> [SOURCE PASSAGE]:
[Start of Attachment]
Also, while new cards coming on the market make the prices of old ones drop, they know to drop the price just a little initially to catch the price-conscious but impatient buyer. I'd guess it'll be Mar or Apr before you see nice discounts on 5870s.

Whatever card you get, it'll still give the same graphical quality in a few years; games move on but cards don't go backwards.

I'm very happy with my HD5870. I'd advise a cheap vanilla version; I can get 915 MHz Core/1310 MHz memory from mine without overvolting using MSI afterburner which works with non-MSI cards as well. A slight overvolt allows 930MHz core or so, but that's the limit pretty much and another card might not even make that.
[End of Attachment]
[Stored entries]
[Start of Attachment]
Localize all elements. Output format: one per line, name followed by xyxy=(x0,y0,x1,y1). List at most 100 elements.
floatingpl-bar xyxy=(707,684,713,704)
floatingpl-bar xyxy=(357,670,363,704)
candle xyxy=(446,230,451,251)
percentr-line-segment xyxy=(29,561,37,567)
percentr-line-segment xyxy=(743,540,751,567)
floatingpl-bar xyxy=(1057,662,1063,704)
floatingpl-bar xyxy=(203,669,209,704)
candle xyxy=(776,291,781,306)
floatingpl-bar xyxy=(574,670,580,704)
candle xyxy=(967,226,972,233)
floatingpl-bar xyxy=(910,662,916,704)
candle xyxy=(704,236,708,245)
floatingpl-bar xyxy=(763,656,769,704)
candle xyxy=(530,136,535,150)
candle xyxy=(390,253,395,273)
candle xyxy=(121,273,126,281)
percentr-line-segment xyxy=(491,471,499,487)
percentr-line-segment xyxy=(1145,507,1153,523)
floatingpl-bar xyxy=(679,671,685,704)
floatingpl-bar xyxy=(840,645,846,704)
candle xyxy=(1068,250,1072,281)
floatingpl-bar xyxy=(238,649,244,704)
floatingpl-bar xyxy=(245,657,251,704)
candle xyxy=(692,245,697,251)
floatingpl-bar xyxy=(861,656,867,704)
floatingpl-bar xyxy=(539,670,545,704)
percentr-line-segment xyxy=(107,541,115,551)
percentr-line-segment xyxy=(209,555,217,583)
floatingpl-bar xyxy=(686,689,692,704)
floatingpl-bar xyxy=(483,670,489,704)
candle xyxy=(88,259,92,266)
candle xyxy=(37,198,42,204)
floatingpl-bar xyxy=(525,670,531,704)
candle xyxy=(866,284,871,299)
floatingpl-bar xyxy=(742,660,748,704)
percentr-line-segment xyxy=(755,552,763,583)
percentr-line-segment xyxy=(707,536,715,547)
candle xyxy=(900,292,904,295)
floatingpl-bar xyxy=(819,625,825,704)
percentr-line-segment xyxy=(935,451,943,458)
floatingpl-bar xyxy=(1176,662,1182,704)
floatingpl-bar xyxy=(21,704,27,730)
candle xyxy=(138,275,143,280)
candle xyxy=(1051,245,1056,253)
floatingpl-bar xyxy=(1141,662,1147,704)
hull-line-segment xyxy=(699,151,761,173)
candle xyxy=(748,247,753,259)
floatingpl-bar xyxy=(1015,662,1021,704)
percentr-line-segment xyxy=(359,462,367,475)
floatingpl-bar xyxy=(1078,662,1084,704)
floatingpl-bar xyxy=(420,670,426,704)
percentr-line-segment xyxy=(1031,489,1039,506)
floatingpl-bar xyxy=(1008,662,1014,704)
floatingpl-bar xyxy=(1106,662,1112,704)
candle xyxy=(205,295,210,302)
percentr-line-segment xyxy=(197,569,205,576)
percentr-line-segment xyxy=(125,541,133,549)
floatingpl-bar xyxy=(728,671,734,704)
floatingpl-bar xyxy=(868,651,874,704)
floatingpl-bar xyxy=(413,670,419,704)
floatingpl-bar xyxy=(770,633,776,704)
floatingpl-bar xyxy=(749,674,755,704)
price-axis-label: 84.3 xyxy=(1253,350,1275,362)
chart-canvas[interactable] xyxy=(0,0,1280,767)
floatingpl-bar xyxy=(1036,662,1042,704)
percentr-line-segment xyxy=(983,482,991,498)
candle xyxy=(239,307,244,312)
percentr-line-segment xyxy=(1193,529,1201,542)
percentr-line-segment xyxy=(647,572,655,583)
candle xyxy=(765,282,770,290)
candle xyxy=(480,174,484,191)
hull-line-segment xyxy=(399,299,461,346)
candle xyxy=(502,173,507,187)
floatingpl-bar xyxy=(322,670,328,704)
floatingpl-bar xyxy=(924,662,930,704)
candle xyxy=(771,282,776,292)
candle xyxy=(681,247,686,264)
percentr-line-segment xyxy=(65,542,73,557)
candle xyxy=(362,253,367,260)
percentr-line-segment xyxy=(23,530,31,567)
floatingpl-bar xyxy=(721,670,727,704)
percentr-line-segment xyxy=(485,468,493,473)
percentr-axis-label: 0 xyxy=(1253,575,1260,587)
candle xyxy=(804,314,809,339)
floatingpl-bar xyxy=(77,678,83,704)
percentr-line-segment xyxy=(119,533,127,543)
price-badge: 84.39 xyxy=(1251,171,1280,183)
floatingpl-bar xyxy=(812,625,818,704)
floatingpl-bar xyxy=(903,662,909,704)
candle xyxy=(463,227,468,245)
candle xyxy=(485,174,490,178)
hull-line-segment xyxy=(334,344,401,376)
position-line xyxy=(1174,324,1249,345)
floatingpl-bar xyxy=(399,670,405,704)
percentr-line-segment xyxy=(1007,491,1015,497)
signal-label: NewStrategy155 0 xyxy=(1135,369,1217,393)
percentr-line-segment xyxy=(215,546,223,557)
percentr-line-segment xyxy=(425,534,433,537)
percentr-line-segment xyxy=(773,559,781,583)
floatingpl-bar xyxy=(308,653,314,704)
[End of Attachment]
> [GOAL OF THE EXERCISE]:
Resume the forum post about graphics card prices and the HD5870 right after its last sentence. The entries play no part in this.

> [RESULT]:
This O/C gives +7.3% on Furmark 1.8.0 with post F/X and displacement mapping active, +9.3% without them. That beats many of the higher priced versions on the market. I don't run the o/c normally because it's not needed, but there's a little overhead there even if it's not as much as the 5850.

MSI Afterburner + HD 5850 should get really nice performance. Edit msiafterburner.cfg to read:

Code:
[ATIADLHAL]
EnableUnofficialOverclocking	= 1
and it'll allow you to go past the BIOS-specific clock limit which is restrictive on the 5850. There's no risk of damaging the card unless you do something nuts. I'd never o/c'd anything before Feb, but there are simple guides on the web.